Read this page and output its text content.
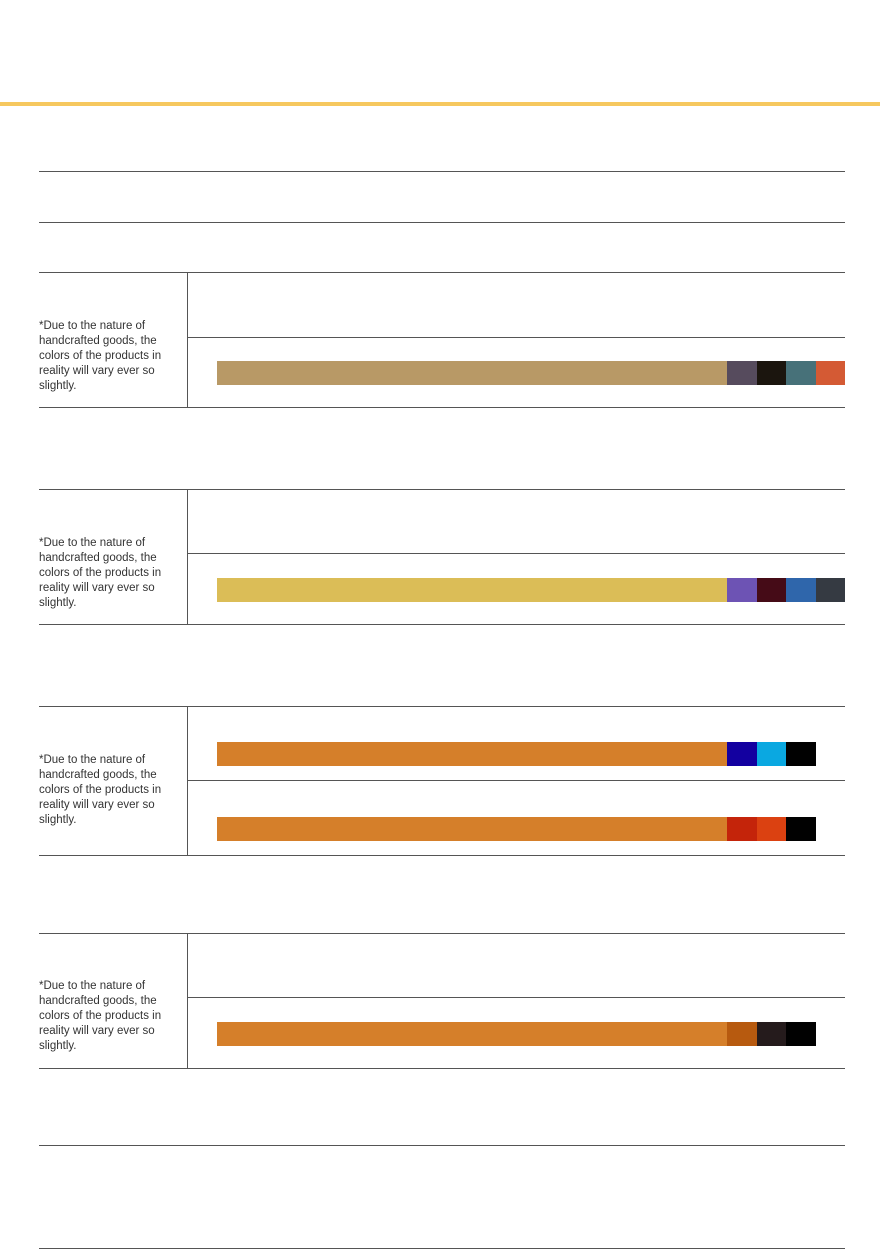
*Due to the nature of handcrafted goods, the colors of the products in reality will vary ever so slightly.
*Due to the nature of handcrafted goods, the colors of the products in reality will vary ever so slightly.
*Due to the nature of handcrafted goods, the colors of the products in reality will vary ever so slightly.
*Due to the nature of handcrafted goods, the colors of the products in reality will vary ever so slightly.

◆ **To be done**:
Images should not appear in the copy; retype the listing above exactly.

◆ **Task solution**:
Read this page and output its text content.
*Due to the nature of handcrafted goods, the colors of the products in reality will vary ever so slightly.
*Due to the nature of handcrafted goods, the colors of the products in reality will vary ever so slightly.
*Due to the nature of handcrafted goods, the colors of the products in reality will vary ever so slightly.
*Due to the nature of handcrafted goods, the colors of the products in reality will vary ever so slightly.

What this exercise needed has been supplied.